TASK DESCRIPTION — For every line in the data below that contains "желудка", copy the line.

DATA LISTING —
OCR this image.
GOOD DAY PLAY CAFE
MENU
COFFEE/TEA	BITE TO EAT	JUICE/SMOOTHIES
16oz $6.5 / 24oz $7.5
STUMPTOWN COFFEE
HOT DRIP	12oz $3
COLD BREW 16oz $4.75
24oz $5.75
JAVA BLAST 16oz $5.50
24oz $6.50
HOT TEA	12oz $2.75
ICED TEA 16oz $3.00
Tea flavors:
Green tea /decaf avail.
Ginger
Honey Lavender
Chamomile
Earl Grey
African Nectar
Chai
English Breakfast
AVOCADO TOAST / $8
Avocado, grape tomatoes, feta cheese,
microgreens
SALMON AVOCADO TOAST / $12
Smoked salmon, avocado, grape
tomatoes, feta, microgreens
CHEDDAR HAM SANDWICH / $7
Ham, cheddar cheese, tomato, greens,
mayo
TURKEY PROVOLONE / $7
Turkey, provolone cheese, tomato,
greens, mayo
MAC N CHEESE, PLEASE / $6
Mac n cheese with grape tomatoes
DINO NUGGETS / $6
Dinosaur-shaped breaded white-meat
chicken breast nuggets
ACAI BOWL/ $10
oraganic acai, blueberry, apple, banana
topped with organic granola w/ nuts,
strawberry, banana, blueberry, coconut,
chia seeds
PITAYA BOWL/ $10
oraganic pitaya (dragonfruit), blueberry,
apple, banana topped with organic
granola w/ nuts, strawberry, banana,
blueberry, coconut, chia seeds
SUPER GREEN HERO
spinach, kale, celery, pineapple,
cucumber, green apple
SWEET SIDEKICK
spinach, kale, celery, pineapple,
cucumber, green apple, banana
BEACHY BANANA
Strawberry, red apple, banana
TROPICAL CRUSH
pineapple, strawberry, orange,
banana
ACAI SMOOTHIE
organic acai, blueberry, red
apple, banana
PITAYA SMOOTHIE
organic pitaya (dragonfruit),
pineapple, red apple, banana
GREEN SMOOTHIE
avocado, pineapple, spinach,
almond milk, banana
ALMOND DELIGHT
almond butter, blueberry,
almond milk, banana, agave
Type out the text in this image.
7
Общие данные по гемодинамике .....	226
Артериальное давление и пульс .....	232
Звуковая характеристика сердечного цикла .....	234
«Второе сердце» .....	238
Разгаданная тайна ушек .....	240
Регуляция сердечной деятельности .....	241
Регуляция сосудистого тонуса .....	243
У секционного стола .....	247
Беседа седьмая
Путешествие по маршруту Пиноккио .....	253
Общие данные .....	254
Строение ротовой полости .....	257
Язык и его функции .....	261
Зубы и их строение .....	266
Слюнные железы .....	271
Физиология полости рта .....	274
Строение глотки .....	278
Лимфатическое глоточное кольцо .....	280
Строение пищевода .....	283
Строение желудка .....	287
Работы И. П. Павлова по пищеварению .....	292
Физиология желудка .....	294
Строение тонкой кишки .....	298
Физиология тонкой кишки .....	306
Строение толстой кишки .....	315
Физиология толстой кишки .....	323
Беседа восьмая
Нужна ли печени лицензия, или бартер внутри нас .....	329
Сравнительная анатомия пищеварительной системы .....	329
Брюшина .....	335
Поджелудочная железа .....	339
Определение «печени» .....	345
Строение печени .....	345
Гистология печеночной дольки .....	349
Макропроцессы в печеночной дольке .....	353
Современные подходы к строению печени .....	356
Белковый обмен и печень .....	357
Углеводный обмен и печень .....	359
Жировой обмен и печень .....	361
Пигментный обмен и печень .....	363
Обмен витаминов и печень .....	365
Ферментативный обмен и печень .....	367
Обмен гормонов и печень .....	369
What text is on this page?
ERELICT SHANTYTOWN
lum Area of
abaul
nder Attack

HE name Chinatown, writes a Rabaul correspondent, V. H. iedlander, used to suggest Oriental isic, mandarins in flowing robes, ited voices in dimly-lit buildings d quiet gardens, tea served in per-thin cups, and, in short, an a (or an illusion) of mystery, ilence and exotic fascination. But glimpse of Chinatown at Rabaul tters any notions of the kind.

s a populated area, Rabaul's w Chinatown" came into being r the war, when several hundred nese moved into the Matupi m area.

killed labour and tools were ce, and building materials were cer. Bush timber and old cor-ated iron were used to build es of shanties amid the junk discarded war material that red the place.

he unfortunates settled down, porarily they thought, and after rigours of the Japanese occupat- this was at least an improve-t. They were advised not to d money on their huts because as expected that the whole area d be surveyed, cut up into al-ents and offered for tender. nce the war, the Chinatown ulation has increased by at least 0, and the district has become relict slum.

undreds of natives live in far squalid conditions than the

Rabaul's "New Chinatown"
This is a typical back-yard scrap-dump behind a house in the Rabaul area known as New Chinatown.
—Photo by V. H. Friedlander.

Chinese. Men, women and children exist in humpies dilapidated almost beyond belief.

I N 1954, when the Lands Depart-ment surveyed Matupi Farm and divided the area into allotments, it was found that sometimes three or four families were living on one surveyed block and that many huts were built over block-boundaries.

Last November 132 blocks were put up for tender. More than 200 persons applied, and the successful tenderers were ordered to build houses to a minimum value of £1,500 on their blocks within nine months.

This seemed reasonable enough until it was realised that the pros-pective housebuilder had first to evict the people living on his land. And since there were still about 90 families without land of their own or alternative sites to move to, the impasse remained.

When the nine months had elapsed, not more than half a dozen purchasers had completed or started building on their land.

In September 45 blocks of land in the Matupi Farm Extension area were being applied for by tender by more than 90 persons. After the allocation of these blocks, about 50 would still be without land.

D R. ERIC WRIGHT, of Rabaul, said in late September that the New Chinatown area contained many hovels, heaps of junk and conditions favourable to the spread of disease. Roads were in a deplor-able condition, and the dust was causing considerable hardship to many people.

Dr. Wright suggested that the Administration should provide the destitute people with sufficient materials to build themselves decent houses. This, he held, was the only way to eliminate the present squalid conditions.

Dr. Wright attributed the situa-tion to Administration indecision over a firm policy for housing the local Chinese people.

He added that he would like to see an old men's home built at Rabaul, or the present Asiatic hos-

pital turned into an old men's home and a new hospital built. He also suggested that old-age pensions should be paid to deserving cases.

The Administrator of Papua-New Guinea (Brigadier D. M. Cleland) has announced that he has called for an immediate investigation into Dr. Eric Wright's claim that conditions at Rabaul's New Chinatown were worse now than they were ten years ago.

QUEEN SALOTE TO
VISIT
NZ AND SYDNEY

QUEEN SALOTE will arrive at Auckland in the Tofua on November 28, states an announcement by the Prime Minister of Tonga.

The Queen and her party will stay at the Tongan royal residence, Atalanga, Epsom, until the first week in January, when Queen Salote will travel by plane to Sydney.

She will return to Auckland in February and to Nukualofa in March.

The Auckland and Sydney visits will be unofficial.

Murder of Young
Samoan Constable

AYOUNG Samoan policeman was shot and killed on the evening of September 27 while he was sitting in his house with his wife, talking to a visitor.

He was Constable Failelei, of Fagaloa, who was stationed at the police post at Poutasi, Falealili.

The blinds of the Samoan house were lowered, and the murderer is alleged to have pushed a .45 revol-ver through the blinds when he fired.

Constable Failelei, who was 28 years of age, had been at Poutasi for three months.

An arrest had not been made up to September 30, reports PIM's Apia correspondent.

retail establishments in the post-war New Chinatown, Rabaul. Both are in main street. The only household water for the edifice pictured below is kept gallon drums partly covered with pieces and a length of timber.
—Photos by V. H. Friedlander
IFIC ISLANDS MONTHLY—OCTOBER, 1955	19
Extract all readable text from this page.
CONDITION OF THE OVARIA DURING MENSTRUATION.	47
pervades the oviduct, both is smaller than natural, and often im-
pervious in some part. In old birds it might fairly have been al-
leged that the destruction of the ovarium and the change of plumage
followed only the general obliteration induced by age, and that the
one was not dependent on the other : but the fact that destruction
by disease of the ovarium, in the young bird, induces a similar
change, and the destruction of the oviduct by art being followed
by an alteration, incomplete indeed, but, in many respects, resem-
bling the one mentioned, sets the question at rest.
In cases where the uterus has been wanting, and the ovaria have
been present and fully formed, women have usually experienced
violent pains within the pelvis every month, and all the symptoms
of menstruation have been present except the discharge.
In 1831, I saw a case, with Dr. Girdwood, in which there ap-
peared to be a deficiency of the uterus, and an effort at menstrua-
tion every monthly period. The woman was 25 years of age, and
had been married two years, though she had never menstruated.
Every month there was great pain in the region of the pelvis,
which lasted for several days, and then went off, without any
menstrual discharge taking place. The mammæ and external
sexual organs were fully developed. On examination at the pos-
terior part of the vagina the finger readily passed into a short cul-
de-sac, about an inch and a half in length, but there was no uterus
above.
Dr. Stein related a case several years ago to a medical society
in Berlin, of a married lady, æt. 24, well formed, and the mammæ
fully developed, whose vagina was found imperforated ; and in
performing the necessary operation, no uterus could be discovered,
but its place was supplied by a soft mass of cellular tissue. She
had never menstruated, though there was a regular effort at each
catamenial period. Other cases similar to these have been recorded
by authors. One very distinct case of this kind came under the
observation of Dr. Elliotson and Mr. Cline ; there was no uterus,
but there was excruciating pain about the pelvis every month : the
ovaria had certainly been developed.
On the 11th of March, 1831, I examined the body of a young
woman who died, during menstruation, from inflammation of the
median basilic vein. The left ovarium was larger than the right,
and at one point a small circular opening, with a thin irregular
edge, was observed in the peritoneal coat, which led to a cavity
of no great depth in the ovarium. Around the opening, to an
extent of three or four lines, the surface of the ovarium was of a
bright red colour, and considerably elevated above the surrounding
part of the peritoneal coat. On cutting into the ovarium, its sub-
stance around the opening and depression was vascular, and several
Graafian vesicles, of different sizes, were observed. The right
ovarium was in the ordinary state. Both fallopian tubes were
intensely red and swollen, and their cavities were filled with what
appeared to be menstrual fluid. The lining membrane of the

FINAL ANSWER —
Строение желудка .....	287
Физиология желудка .....	294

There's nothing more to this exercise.